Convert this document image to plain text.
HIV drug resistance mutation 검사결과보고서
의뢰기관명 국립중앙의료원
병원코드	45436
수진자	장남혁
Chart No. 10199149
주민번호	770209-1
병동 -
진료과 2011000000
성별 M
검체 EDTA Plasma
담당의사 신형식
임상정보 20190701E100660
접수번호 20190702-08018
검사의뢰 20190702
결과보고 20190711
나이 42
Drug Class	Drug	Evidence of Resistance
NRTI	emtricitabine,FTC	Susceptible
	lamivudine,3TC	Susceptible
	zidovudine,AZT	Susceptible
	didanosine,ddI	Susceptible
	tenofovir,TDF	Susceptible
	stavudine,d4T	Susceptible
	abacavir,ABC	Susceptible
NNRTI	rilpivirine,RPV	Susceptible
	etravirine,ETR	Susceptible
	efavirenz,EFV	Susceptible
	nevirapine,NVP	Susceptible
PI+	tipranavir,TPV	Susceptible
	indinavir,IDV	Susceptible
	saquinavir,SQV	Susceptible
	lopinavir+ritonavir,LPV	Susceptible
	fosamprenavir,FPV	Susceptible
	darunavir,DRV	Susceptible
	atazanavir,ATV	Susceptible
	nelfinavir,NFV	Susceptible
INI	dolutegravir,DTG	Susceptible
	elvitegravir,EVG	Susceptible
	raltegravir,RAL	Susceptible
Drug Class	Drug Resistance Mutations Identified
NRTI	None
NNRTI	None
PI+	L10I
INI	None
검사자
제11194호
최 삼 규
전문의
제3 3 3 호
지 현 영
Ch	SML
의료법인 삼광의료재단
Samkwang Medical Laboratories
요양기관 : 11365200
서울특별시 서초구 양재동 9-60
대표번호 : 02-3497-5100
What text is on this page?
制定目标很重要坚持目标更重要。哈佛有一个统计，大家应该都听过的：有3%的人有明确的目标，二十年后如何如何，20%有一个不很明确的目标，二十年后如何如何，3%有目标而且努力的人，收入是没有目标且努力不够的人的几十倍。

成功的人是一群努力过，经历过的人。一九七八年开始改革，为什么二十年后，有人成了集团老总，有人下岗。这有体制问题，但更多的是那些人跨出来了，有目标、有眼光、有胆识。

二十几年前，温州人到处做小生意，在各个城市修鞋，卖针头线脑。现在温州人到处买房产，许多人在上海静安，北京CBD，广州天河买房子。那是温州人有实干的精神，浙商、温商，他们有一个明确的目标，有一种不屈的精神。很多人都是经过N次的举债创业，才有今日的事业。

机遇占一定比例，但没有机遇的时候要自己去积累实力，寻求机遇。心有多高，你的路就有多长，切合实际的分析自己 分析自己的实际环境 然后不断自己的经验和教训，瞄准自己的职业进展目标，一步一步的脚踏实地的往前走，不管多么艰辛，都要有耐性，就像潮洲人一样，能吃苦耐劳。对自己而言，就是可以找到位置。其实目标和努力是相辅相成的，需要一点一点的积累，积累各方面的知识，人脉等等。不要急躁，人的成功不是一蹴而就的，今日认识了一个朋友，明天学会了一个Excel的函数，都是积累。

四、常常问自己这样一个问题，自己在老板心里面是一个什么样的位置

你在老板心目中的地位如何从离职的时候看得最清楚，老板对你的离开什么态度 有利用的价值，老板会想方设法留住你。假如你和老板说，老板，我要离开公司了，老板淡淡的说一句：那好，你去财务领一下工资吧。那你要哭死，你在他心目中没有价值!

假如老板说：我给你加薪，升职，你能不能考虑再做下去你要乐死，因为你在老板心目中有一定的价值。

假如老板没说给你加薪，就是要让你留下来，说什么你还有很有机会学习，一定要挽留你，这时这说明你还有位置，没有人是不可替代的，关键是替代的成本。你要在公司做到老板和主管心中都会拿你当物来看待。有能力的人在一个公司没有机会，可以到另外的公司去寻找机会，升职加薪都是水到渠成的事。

++++++++++

Directive
Write out every line exactly as it stands.

Finished answer
Convert this document image to plain text.
HIV drug resistance mutation 검사결과보고서
의뢰기관명 국립중앙의료원
병원코드	45436
수진자	장남혁
Chart No. 10199149
주민번호	770209-1
병동 -
진료과 2011000000
성별 M
검체 EDTA Plasma
담당의사 신형식
임상정보 20190701E100660
접수번호 20190702-08018
검사의뢰 20190702
결과보고 20190711
나이 42
Drug Class	Drug	Evidence of Resistance
NRTI	emtricitabine,FTC	Susceptible
	lamivudine,3TC	Susceptible
	zidovudine,AZT	Susceptible
	didanosine,ddI	Susceptible
	tenofovir,TDF	Susceptible
	stavudine,d4T	Susceptible
	abacavir,ABC	Susceptible
NNRTI	rilpivirine,RPV	Susceptible
	etravirine,ETR	Susceptible
	efavirenz,EFV	Susceptible
	nevirapine,NVP	Susceptible
PI+	tipranavir,TPV	Susceptible
	indinavir,IDV	Susceptible
	saquinavir,SQV	Susceptible
	lopinavir+ritonavir,LPV	Susceptible
	fosamprenavir,FPV	Susceptible
	darunavir,DRV	Susceptible
	atazanavir,ATV	Susceptible
	nelfinavir,NFV	Susceptible
INI	dolutegravir,DTG	Susceptible
	elvitegravir,EVG	Susceptible
	raltegravir,RAL	Susceptible
Drug Class	Drug Resistance Mutations Identified
NRTI	None
NNRTI	None
PI+	L10I
INI	None
검사자
제11194호
최 삼 규
전문의
제3 3 3 호
지 현 영
Ch	SML
의료법인 삼광의료재단
Samkwang Medical Laboratories
요양기관 : 11365200
서울특별시 서초구 양재동 9-60
대표번호 : 02-3497-5100
What text is on this page?
制定目标很重要坚持目标更重要。哈佛有一个统计，大家应该都听过的：有3%的人有明确的目标，二十年后如何如何，20%有一个不很明确的目标，二十年后如何如何，3%有目标而且努力的人，收入是没有目标且努力不够的人的几十倍。

成功的人是一群努力过，经历过的人。一九七八年开始改革，为什么二十年后，有人成了集团老总，有人下岗。这有体制问题，但更多的是那些人跨出来了，有目标、有眼光、有胆识。

二十几年前，温州人到处做小生意，在各个城市修鞋，卖针头线脑。现在温州人到处买房产，许多人在上海静安，北京CBD，广州天河买房子。那是温州人有实干的精神，浙商、温商，他们有一个明确的目标，有一种不屈的精神。很多人都是经过N次的举债创业，才有今日的事业。

机遇占一定比例，但没有机遇的时候要自己去积累实力，寻求机遇。心有多高，你的路就有多长，切合实际的分析自己 分析自己的实际环境 然后不断自己的经验和教训，瞄准自己的职业进展目标，一步一步的脚踏实地的往前走，不管多么艰辛，都要有耐性，就像潮洲人一样，能吃苦耐劳。对自己而言，就是可以找到位置。其实目标和努力是相辅相成的，需要一点一点的积累，积累各方面的知识，人脉等等。不要急躁，人的成功不是一蹴而就的，今日认识了一个朋友，明天学会了一个Excel的函数，都是积累。

四、常常问自己这样一个问题，自己在老板心里面是一个什么样的位置

你在老板心目中的地位如何从离职的时候看得最清楚，老板对你的离开什么态度 有利用的价值，老板会想方设法留住你。假如你和老板说，老板，我要离开公司了，老板淡淡的说一句：那好，你去财务领一下工资吧。那你要哭死，你在他心目中没有价值!

假如老板说：我给你加薪，升职，你能不能考虑再做下去你要乐死，因为你在老板心目中有一定的价值。

假如老板没说给你加薪，就是要让你留下来，说什么你还有很有机会学习，一定要挽留你，这时这说明你还有位置，没有人是不可替代的，关键是替代的成本。你要在公司做到老板和主管心中都会拿你当物来看待。有能力的人在一个公司没有机会，可以到另外的公司去寻找机会，升职加薪都是水到渠成的事。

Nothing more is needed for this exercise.